(Stored data)
--- START ---

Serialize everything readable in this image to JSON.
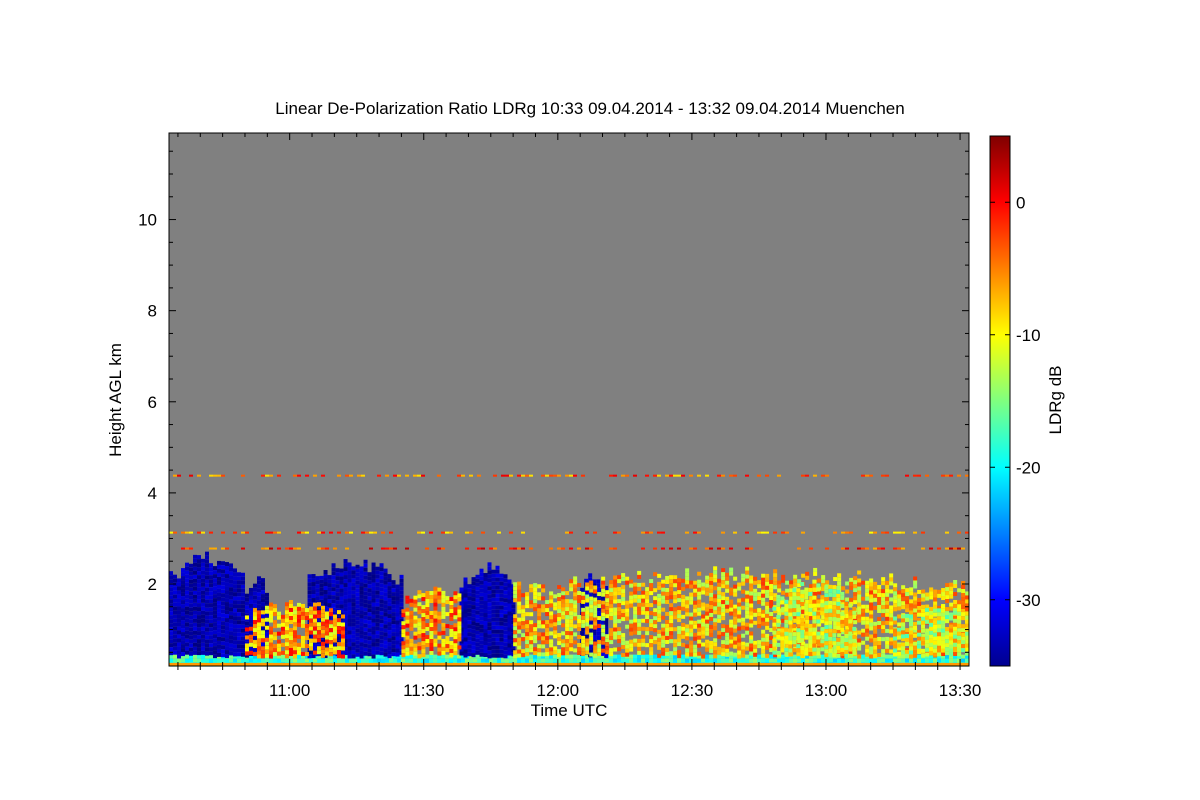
{
  "chart_data": {
    "type": "heatmap",
    "title": "Linear De-Polarization Ratio LDRg   10:33 09.04.2014 - 13:32 09.04.2014 Muenchen",
    "xlabel": "Time UTC",
    "ylabel": "Height AGL km",
    "xlim": [
      "10:33",
      "13:32"
    ],
    "ylim": [
      0.2,
      11.9
    ],
    "x_ticks": [
      "11:00",
      "11:30",
      "12:00",
      "12:30",
      "13:00",
      "13:30"
    ],
    "y_ticks": [
      "2",
      "4",
      "6",
      "8",
      "10"
    ],
    "colorbar": {
      "label": "LDRg dB",
      "range": [
        -35,
        5
      ],
      "ticks": [
        "0",
        "-10",
        "-20",
        "-30"
      ],
      "colormap": "jet"
    },
    "background_color": "#808080",
    "structures": [
      {
        "start": "10:33",
        "end": "10:50",
        "top_km": 2.6,
        "ldr_db": -33
      },
      {
        "start": "10:50",
        "end": "10:55",
        "top_km": 2.2,
        "ldr_db": -33
      },
      {
        "start": "11:04",
        "end": "11:25",
        "top_km": 2.5,
        "ldr_db": -33
      },
      {
        "start": "11:38",
        "end": "11:50",
        "top_km": 2.4,
        "ldr_db": -33
      },
      {
        "start": "12:05",
        "end": "12:11",
        "top_km": 2.2,
        "ldr_db": -33
      },
      {
        "start": "10:50",
        "end": "11:12",
        "top_km": 1.6,
        "ldr_db": -6
      },
      {
        "start": "11:25",
        "end": "11:38",
        "top_km": 2.0,
        "ldr_db": -6
      },
      {
        "start": "11:50",
        "end": "13:32",
        "top_km": 2.3,
        "ldr_db": -8
      },
      {
        "start": "12:48",
        "end": "13:06",
        "top_km": 2.0,
        "ldr_db": -11
      },
      {
        "start": "13:15",
        "end": "13:32",
        "top_km": 1.6,
        "ldr_db": -11
      }
    ],
    "layers": [
      {
        "height_km": 3.15,
        "ldr_db": -5
      },
      {
        "height_km": 2.8,
        "ldr_db": -2
      },
      {
        "height_km": 4.4,
        "ldr_db": -4
      }
    ]
  },
  "colors": {
    "background": "#808080",
    "axis": "#000000"
  }
}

--- END ---

Job
Print out the material word for word, omitting the pictures.

Task output
Serialize everything readable in this image to JSON.
{
  "chart_data": {
    "type": "heatmap",
    "title": "Linear De-Polarization Ratio LDRg   10:33 09.04.2014 - 13:32 09.04.2014 Muenchen",
    "xlabel": "Time UTC",
    "ylabel": "Height AGL km",
    "xlim": [
      "10:33",
      "13:32"
    ],
    "ylim": [
      0.2,
      11.9
    ],
    "x_ticks": [
      "11:00",
      "11:30",
      "12:00",
      "12:30",
      "13:00",
      "13:30"
    ],
    "y_ticks": [
      "2",
      "4",
      "6",
      "8",
      "10"
    ],
    "colorbar": {
      "label": "LDRg dB",
      "range": [
        -35,
        5
      ],
      "ticks": [
        "0",
        "-10",
        "-20",
        "-30"
      ],
      "colormap": "jet"
    },
    "background_color": "#808080",
    "structures": [
      {
        "start": "10:33",
        "end": "10:50",
        "top_km": 2.6,
        "ldr_db": -33
      },
      {
        "start": "10:50",
        "end": "10:55",
        "top_km": 2.2,
        "ldr_db": -33
      },
      {
        "start": "11:04",
        "end": "11:25",
        "top_km": 2.5,
        "ldr_db": -33
      },
      {
        "start": "11:38",
        "end": "11:50",
        "top_km": 2.4,
        "ldr_db": -33
      },
      {
        "start": "12:05",
        "end": "12:11",
        "top_km": 2.2,
        "ldr_db": -33
      },
      {
        "start": "10:50",
        "end": "11:12",
        "top_km": 1.6,
        "ldr_db": -6
      },
      {
        "start": "11:25",
        "end": "11:38",
        "top_km": 2.0,
        "ldr_db": -6
      },
      {
        "start": "11:50",
        "end": "13:32",
        "top_km": 2.3,
        "ldr_db": -8
      },
      {
        "start": "12:48",
        "end": "13:06",
        "top_km": 2.0,
        "ldr_db": -11
      },
      {
        "start": "13:15",
        "end": "13:32",
        "top_km": 1.6,
        "ldr_db": -11
      }
    ],
    "layers": [
      {
        "height_km": 3.15,
        "ldr_db": -5
      },
      {
        "height_km": 2.8,
        "ldr_db": -2
      },
      {
        "height_km": 4.4,
        "ldr_db": -4
      }
    ]
  },
  "colors": {
    "background": "#808080",
    "axis": "#000000"
  }
}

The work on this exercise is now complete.